**DIRECTIVE**
Repeat the records exactly. Every line must match.

*****

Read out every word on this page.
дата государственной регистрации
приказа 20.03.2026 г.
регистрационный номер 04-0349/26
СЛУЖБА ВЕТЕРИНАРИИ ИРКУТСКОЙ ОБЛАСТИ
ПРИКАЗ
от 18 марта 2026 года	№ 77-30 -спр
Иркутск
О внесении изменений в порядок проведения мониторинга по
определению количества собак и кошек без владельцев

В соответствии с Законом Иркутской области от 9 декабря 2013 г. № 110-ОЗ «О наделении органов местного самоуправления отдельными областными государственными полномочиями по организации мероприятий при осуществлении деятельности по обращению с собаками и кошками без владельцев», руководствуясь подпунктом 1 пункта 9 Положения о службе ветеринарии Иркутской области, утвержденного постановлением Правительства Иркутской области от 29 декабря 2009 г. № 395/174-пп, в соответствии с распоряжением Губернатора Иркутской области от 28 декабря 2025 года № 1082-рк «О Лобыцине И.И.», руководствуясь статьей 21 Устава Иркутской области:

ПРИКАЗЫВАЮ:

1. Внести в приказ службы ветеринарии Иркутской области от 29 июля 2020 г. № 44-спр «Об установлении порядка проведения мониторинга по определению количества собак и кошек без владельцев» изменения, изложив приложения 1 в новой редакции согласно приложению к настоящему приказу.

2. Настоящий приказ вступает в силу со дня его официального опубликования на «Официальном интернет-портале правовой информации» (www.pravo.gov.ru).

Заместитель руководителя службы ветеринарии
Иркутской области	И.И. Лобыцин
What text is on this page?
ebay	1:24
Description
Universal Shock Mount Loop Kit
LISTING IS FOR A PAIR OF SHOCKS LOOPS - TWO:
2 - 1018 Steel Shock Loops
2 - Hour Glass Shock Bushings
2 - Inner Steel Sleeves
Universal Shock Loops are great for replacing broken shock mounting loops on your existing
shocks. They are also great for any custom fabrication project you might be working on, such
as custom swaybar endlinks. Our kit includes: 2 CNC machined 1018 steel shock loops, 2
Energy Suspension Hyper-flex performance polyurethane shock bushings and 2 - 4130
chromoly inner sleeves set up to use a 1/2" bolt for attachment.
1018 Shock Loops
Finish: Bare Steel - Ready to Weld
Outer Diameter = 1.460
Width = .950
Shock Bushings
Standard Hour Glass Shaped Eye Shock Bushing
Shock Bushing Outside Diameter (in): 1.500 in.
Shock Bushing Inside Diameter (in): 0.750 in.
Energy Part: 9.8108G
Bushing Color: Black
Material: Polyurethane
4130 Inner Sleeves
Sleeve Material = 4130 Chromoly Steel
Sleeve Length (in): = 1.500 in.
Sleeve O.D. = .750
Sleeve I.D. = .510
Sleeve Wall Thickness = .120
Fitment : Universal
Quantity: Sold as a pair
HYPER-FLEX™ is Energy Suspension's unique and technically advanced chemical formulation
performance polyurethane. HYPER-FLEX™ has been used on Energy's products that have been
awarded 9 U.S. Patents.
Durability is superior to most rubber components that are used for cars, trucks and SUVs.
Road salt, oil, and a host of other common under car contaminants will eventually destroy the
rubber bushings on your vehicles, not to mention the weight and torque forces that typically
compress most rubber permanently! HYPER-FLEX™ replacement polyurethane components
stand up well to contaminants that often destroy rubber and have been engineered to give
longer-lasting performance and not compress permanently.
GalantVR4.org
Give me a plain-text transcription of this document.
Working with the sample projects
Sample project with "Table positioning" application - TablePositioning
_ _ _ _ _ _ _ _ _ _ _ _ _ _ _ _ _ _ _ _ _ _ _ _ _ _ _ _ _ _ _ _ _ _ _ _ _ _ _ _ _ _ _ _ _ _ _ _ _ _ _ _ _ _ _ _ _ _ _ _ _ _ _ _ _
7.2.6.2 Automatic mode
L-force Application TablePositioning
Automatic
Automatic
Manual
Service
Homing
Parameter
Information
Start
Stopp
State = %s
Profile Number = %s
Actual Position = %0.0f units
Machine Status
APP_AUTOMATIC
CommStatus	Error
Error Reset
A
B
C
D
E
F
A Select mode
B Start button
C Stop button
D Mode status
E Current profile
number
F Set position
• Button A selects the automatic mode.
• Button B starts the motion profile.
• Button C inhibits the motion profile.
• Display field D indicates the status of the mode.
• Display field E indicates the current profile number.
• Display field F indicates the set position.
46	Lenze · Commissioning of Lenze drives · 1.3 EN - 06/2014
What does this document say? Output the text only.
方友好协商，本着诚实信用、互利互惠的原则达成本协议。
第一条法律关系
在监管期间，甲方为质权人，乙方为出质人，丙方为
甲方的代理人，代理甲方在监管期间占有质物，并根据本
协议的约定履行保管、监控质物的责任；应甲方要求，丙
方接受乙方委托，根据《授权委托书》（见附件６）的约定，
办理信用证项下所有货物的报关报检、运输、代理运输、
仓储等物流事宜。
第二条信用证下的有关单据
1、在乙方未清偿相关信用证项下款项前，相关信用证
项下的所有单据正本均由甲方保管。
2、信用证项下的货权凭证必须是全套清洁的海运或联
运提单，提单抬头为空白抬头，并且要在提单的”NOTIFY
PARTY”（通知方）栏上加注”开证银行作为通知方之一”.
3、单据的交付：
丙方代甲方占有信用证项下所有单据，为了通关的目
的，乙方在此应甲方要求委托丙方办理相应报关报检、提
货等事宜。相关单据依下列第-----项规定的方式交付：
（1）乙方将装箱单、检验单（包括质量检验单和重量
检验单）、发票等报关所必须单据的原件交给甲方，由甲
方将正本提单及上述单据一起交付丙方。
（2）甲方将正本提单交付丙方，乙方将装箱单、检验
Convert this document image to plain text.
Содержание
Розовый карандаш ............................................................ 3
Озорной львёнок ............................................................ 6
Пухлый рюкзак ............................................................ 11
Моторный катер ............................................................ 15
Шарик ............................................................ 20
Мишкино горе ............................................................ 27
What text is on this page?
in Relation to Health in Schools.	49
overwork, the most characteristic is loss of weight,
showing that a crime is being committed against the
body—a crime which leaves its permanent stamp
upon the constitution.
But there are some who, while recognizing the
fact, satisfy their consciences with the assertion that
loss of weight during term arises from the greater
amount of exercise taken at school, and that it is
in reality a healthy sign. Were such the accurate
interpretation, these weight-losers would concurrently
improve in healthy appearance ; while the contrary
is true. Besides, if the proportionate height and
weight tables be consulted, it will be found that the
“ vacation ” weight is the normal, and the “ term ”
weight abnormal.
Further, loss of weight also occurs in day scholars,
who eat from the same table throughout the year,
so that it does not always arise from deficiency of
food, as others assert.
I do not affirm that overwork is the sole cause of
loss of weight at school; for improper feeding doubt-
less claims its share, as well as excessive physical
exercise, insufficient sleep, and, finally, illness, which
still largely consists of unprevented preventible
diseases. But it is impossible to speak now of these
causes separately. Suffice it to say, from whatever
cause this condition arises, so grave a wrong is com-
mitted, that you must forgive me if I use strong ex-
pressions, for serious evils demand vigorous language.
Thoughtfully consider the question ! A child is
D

*****

**EXERCISE ANSWER**
Read out every word on this page.
дата государственной регистрации
приказа 20.03.2026 г.
регистрационный номер 04-0349/26
СЛУЖБА ВЕТЕРИНАРИИ ИРКУТСКОЙ ОБЛАСТИ
ПРИКАЗ
от 18 марта 2026 года	№ 77-30 -спр
Иркутск
О внесении изменений в порядок проведения мониторинга по
определению количества собак и кошек без владельцев

В соответствии с Законом Иркутской области от 9 декабря 2013 г. № 110-ОЗ «О наделении органов местного самоуправления отдельными областными государственными полномочиями по организации мероприятий при осуществлении деятельности по обращению с собаками и кошками без владельцев», руководствуясь подпунктом 1 пункта 9 Положения о службе ветеринарии Иркутской области, утвержденного постановлением Правительства Иркутской области от 29 декабря 2009 г. № 395/174-пп, в соответствии с распоряжением Губернатора Иркутской области от 28 декабря 2025 года № 1082-рк «О Лобыцине И.И.», руководствуясь статьей 21 Устава Иркутской области:

ПРИКАЗЫВАЮ:

1. Внести в приказ службы ветеринарии Иркутской области от 29 июля 2020 г. № 44-спр «Об установлении порядка проведения мониторинга по определению количества собак и кошек без владельцев» изменения, изложив приложения 1 в новой редакции согласно приложению к настоящему приказу.

2. Настоящий приказ вступает в силу со дня его официального опубликования на «Официальном интернет-портале правовой информации» (www.pravo.gov.ru).

Заместитель руководителя службы ветеринарии
Иркутской области	И.И. Лобыцин
What text is on this page?
ebay	1:24
Description
Universal Shock Mount Loop Kit
LISTING IS FOR A PAIR OF SHOCKS LOOPS - TWO:
2 - 1018 Steel Shock Loops
2 - Hour Glass Shock Bushings
2 - Inner Steel Sleeves
Universal Shock Loops are great for replacing broken shock mounting loops on your existing
shocks. They are also great for any custom fabrication project you might be working on, such
as custom swaybar endlinks. Our kit includes: 2 CNC machined 1018 steel shock loops, 2
Energy Suspension Hyper-flex performance polyurethane shock bushings and 2 - 4130
chromoly inner sleeves set up to use a 1/2" bolt for attachment.
1018 Shock Loops
Finish: Bare Steel - Ready to Weld
Outer Diameter = 1.460
Width = .950
Shock Bushings
Standard Hour Glass Shaped Eye Shock Bushing
Shock Bushing Outside Diameter (in): 1.500 in.
Shock Bushing Inside Diameter (in): 0.750 in.
Energy Part: 9.8108G
Bushing Color: Black
Material: Polyurethane
4130 Inner Sleeves
Sleeve Material = 4130 Chromoly Steel
Sleeve Length (in): = 1.500 in.
Sleeve O.D. = .750
Sleeve I.D. = .510
Sleeve Wall Thickness = .120
Fitment : Universal
Quantity: Sold as a pair
HYPER-FLEX™ is Energy Suspension's unique and technically advanced chemical formulation
performance polyurethane. HYPER-FLEX™ has been used on Energy's products that have been
awarded 9 U.S. Patents.
Durability is superior to most rubber components that are used for cars, trucks and SUVs.
Road salt, oil, and a host of other common under car contaminants will eventually destroy the
rubber bushings on your vehicles, not to mention the weight and torque forces that typically
compress most rubber permanently! HYPER-FLEX™ replacement polyurethane components
stand up well to contaminants that often destroy rubber and have been engineered to give
longer-lasting performance and not compress permanently.
GalantVR4.org
Give me a plain-text transcription of this document.
Working with the sample projects
Sample project with "Table positioning" application - TablePositioning
_ _ _ _ _ _ _ _ _ _ _ _ _ _ _ _ _ _ _ _ _ _ _ _ _ _ _ _ _ _ _ _ _ _ _ _ _ _ _ _ _ _ _ _ _ _ _ _ _ _ _ _ _ _ _ _ _ _ _ _ _ _ _ _ _
7.2.6.2 Automatic mode
L-force Application TablePositioning
Automatic
Automatic
Manual
Service
Homing
Parameter
Information
Start
Stopp
State = %s
Profile Number = %s
Actual Position = %0.0f units
Machine Status
APP_AUTOMATIC
CommStatus	Error
Error Reset
A
B
C
D
E
F
A Select mode
B Start button
C Stop button
D Mode status
E Current profile
number
F Set position
• Button A selects the automatic mode.
• Button B starts the motion profile.
• Button C inhibits the motion profile.
• Display field D indicates the status of the mode.
• Display field E indicates the current profile number.
• Display field F indicates the set position.
46	Lenze · Commissioning of Lenze drives · 1.3 EN - 06/2014
What does this document say? Output the text only.
方友好协商，本着诚实信用、互利互惠的原则达成本协议。
第一条法律关系
在监管期间，甲方为质权人，乙方为出质人，丙方为
甲方的代理人，代理甲方在监管期间占有质物，并根据本
协议的约定履行保管、监控质物的责任；应甲方要求，丙
方接受乙方委托，根据《授权委托书》（见附件６）的约定，
办理信用证项下所有货物的报关报检、运输、代理运输、
仓储等物流事宜。
第二条信用证下的有关单据
1、在乙方未清偿相关信用证项下款项前，相关信用证
项下的所有单据正本均由甲方保管。
2、信用证项下的货权凭证必须是全套清洁的海运或联
运提单，提单抬头为空白抬头，并且要在提单的”NOTIFY
PARTY”（通知方）栏上加注”开证银行作为通知方之一”.
3、单据的交付：
丙方代甲方占有信用证项下所有单据，为了通关的目
的，乙方在此应甲方要求委托丙方办理相应报关报检、提
货等事宜。相关单据依下列第-----项规定的方式交付：
（1）乙方将装箱单、检验单（包括质量检验单和重量
检验单）、发票等报关所必须单据的原件交给甲方，由甲
方将正本提单及上述单据一起交付丙方。
（2）甲方将正本提单交付丙方，乙方将装箱单、检验
Convert this document image to plain text.
Содержание
Розовый карандаш ............................................................ 3
Озорной львёнок ............................................................ 6
Пухлый рюкзак ............................................................ 11
Моторный катер ............................................................ 15
Шарик ............................................................ 20
Мишкино горе ............................................................ 27
What text is on this page?
in Relation to Health in Schools.	49
overwork, the most characteristic is loss of weight,
showing that a crime is being committed against the
body—a crime which leaves its permanent stamp
upon the constitution.
But there are some who, while recognizing the
fact, satisfy their consciences with the assertion that
loss of weight during term arises from the greater
amount of exercise taken at school, and that it is
in reality a healthy sign. Were such the accurate
interpretation, these weight-losers would concurrently
improve in healthy appearance ; while the contrary
is true. Besides, if the proportionate height and
weight tables be consulted, it will be found that the
“ vacation ” weight is the normal, and the “ term ”
weight abnormal.
Further, loss of weight also occurs in day scholars,
who eat from the same table throughout the year,
so that it does not always arise from deficiency of
food, as others assert.
I do not affirm that overwork is the sole cause of
loss of weight at school; for improper feeding doubt-
less claims its share, as well as excessive physical
exercise, insufficient sleep, and, finally, illness, which
still largely consists of unprevented preventible
diseases. But it is impossible to speak now of these
causes separately. Suffice it to say, from whatever
cause this condition arises, so grave a wrong is com-
mitted, that you must forgive me if I use strong ex-
pressions, for serious evils demand vigorous language.
Thoughtfully consider the question ! A child is
D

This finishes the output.